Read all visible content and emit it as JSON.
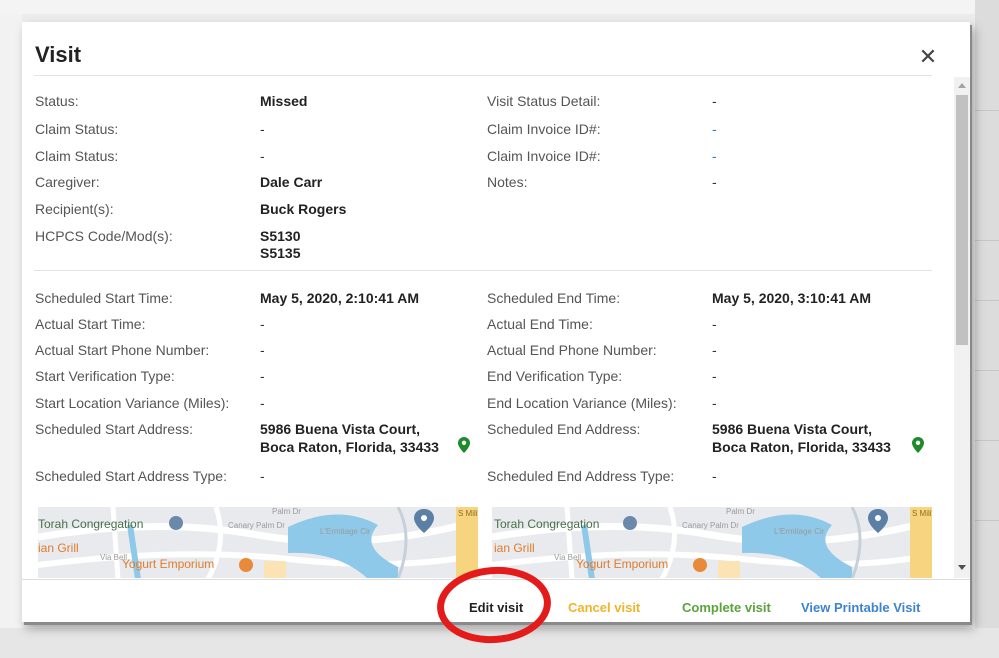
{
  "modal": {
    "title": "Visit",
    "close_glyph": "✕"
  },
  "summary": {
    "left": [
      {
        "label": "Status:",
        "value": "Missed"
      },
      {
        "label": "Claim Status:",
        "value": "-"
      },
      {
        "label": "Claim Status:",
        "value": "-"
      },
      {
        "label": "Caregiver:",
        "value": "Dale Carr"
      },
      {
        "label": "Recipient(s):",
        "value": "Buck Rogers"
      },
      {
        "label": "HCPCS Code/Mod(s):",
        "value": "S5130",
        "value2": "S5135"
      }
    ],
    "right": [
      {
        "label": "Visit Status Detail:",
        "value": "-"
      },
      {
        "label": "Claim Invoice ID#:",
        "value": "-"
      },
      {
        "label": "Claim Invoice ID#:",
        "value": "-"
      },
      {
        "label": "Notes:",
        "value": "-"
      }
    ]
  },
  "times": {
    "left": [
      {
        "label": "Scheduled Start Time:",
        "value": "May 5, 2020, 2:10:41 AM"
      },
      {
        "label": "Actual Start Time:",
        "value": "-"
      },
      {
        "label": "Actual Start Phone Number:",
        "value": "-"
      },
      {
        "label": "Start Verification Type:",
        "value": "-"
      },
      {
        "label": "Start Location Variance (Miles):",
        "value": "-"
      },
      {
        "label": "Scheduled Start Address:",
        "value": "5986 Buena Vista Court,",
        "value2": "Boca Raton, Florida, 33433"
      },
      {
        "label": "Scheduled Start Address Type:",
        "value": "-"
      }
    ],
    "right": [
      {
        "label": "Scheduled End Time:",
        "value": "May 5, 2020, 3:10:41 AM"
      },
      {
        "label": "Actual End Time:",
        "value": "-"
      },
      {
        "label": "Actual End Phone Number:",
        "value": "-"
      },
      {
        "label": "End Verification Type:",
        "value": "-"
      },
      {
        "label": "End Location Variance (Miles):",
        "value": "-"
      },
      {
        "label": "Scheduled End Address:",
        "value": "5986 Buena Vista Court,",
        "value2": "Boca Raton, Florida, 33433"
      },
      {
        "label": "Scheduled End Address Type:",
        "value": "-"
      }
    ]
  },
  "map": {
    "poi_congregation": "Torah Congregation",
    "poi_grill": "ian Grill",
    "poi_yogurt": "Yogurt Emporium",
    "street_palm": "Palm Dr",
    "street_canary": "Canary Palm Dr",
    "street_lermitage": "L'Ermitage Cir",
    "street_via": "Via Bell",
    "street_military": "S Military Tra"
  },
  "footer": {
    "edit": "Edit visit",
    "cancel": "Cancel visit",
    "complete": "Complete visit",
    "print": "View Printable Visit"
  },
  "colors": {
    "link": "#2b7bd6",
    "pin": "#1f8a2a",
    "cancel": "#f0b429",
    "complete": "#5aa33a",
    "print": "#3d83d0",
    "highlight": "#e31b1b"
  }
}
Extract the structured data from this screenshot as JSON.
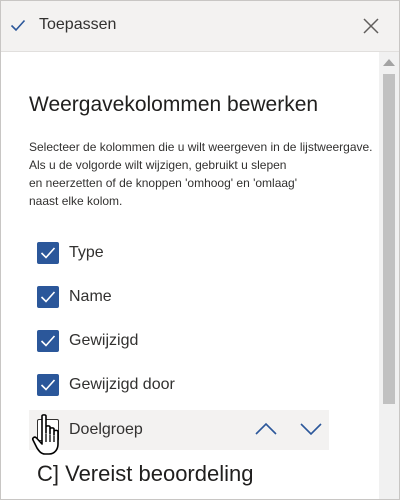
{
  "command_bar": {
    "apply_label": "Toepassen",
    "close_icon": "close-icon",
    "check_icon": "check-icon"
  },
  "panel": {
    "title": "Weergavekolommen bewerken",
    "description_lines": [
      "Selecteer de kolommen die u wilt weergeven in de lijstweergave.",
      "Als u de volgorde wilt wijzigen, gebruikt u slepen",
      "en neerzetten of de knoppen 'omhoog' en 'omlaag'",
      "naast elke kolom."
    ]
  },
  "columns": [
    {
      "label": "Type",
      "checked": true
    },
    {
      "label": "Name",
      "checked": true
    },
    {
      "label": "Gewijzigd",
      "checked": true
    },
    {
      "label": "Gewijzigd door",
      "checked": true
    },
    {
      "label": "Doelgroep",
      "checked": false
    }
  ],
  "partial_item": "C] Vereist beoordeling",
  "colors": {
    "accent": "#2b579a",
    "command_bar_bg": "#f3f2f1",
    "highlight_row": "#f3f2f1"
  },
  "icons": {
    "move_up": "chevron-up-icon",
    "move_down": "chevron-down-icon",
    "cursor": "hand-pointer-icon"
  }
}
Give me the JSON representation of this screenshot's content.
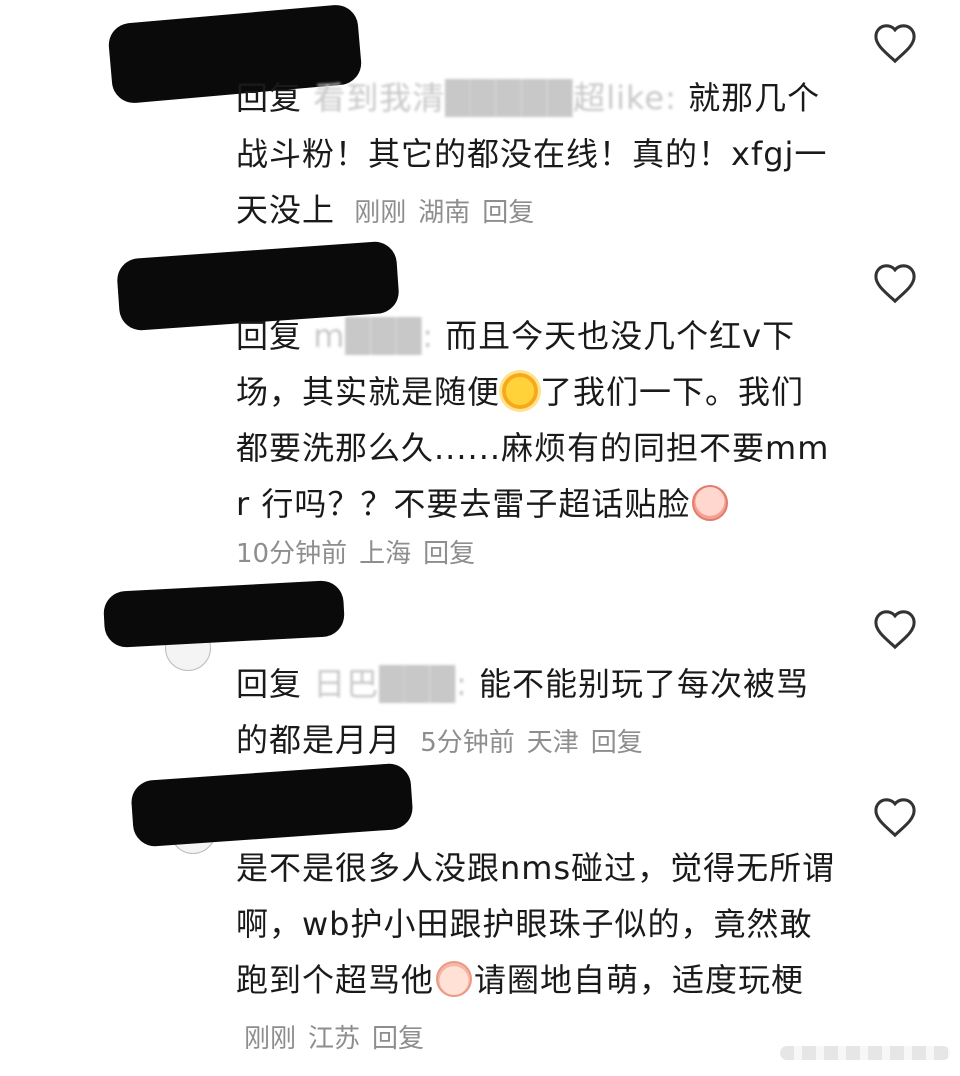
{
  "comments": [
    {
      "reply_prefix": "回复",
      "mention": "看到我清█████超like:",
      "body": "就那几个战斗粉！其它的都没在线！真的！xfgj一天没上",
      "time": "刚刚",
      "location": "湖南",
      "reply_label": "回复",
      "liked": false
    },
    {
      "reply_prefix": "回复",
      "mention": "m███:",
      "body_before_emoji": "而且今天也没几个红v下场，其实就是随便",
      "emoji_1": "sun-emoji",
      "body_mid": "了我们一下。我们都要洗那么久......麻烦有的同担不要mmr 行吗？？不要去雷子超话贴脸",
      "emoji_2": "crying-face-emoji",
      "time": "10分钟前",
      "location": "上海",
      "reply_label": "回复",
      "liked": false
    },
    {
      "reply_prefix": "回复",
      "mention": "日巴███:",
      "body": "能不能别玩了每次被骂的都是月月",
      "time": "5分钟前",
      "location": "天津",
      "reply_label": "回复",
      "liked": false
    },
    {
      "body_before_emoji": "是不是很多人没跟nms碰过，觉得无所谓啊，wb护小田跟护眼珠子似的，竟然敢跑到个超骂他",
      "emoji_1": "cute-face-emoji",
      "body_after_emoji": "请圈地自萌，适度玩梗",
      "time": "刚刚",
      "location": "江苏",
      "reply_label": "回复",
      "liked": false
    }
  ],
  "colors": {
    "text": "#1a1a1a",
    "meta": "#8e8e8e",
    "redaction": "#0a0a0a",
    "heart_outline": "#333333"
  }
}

> Goal:
Each entry should be repeated exactly as it appears; the pictures stay out.

> Solution for this task:
Read all visible content and emit it as JSON.
{
  "modal": {
    "title": "Visit",
    "close_glyph": "✕"
  },
  "summary": {
    "left": [
      {
        "label": "Status:",
        "value": "Missed"
      },
      {
        "label": "Claim Status:",
        "value": "-"
      },
      {
        "label": "Claim Status:",
        "value": "-"
      },
      {
        "label": "Caregiver:",
        "value": "Dale Carr"
      },
      {
        "label": "Recipient(s):",
        "value": "Buck Rogers"
      },
      {
        "label": "HCPCS Code/Mod(s):",
        "value": "S5130",
        "value2": "S5135"
      }
    ],
    "right": [
      {
        "label": "Visit Status Detail:",
        "value": "-"
      },
      {
        "label": "Claim Invoice ID#:",
        "value": "-"
      },
      {
        "label": "Claim Invoice ID#:",
        "value": "-"
      },
      {
        "label": "Notes:",
        "value": "-"
      }
    ]
  },
  "times": {
    "left": [
      {
        "label": "Scheduled Start Time:",
        "value": "May 5, 2020, 2:10:41 AM"
      },
      {
        "label": "Actual Start Time:",
        "value": "-"
      },
      {
        "label": "Actual Start Phone Number:",
        "value": "-"
      },
      {
        "label": "Start Verification Type:",
        "value": "-"
      },
      {
        "label": "Start Location Variance (Miles):",
        "value": "-"
      },
      {
        "label": "Scheduled Start Address:",
        "value": "5986 Buena Vista Court,",
        "value2": "Boca Raton, Florida, 33433"
      },
      {
        "label": "Scheduled Start Address Type:",
        "value": "-"
      }
    ],
    "right": [
      {
        "label": "Scheduled End Time:",
        "value": "May 5, 2020, 3:10:41 AM"
      },
      {
        "label": "Actual End Time:",
        "value": "-"
      },
      {
        "label": "Actual End Phone Number:",
        "value": "-"
      },
      {
        "label": "End Verification Type:",
        "value": "-"
      },
      {
        "label": "End Location Variance (Miles):",
        "value": "-"
      },
      {
        "label": "Scheduled End Address:",
        "value": "5986 Buena Vista Court,",
        "value2": "Boca Raton, Florida, 33433"
      },
      {
        "label": "Scheduled End Address Type:",
        "value": "-"
      }
    ]
  },
  "map": {
    "poi_congregation": "Torah Congregation",
    "poi_grill": "ian Grill",
    "poi_yogurt": "Yogurt Emporium",
    "street_palm": "Palm Dr",
    "street_canary": "Canary Palm Dr",
    "street_lermitage": "L'Ermitage Cir",
    "street_via": "Via Bell",
    "street_military": "S Military Tra"
  },
  "footer": {
    "edit": "Edit visit",
    "cancel": "Cancel visit",
    "complete": "Complete visit",
    "print": "View Printable Visit"
  },
  "colors": {
    "link": "#2b7bd6",
    "pin": "#1f8a2a",
    "cancel": "#f0b429",
    "complete": "#5aa33a",
    "print": "#3d83d0",
    "highlight": "#e31b1b"
  }
}
Extract the structured data from this screenshot as JSON.
{
  "command_bar": {
    "apply_label": "Toepassen",
    "close_icon": "close-icon",
    "check_icon": "check-icon"
  },
  "panel": {
    "title": "Weergavekolommen bewerken",
    "description_lines": [
      "Selecteer de kolommen die u wilt weergeven in de lijstweergave.",
      "Als u de volgorde wilt wijzigen, gebruikt u slepen",
      "en neerzetten of de knoppen 'omhoog' en 'omlaag'",
      "naast elke kolom."
    ]
  },
  "columns": [
    {
      "label": "Type",
      "checked": true
    },
    {
      "label": "Name",
      "checked": true
    },
    {
      "label": "Gewijzigd",
      "checked": true
    },
    {
      "label": "Gewijzigd door",
      "checked": true
    },
    {
      "label": "Doelgroep",
      "checked": false
    }
  ],
  "partial_item": "C] Vereist beoordeling",
  "colors": {
    "accent": "#2b579a",
    "command_bar_bg": "#f3f2f1",
    "highlight_row": "#f3f2f1"
  },
  "icons": {
    "move_up": "chevron-up-icon",
    "move_down": "chevron-down-icon",
    "cursor": "hand-pointer-icon"
  }
}
Give me the JSON representation of this screenshot's content.
{
  "comments": [
    {
      "reply_prefix": "回复",
      "mention": "看到我清█████超like:",
      "body": "就那几个战斗粉！其它的都没在线！真的！xfgj一天没上",
      "time": "刚刚",
      "location": "湖南",
      "reply_label": "回复",
      "liked": false
    },
    {
      "reply_prefix": "回复",
      "mention": "m███:",
      "body_before_emoji": "而且今天也没几个红v下场，其实就是随便",
      "emoji_1": "sun-emoji",
      "body_mid": "了我们一下。我们都要洗那么久......麻烦有的同担不要mmr 行吗？？不要去雷子超话贴脸",
      "emoji_2": "crying-face-emoji",
      "time": "10分钟前",
      "location": "上海",
      "reply_label": "回复",
      "liked": false
    },
    {
      "reply_prefix": "回复",
      "mention": "日巴███:",
      "body": "能不能别玩了每次被骂的都是月月",
      "time": "5分钟前",
      "location": "天津",
      "reply_label": "回复",
      "liked": false
    },
    {
      "body_before_emoji": "是不是很多人没跟nms碰过，觉得无所谓啊，wb护小田跟护眼珠子似的，竟然敢跑到个超骂他",
      "emoji_1": "cute-face-emoji",
      "body_after_emoji": "请圈地自萌，适度玩梗",
      "time": "刚刚",
      "location": "江苏",
      "reply_label": "回复",
      "liked": false
    }
  ],
  "colors": {
    "text": "#1a1a1a",
    "meta": "#8e8e8e",
    "redaction": "#0a0a0a",
    "heart_outline": "#333333"
  }
}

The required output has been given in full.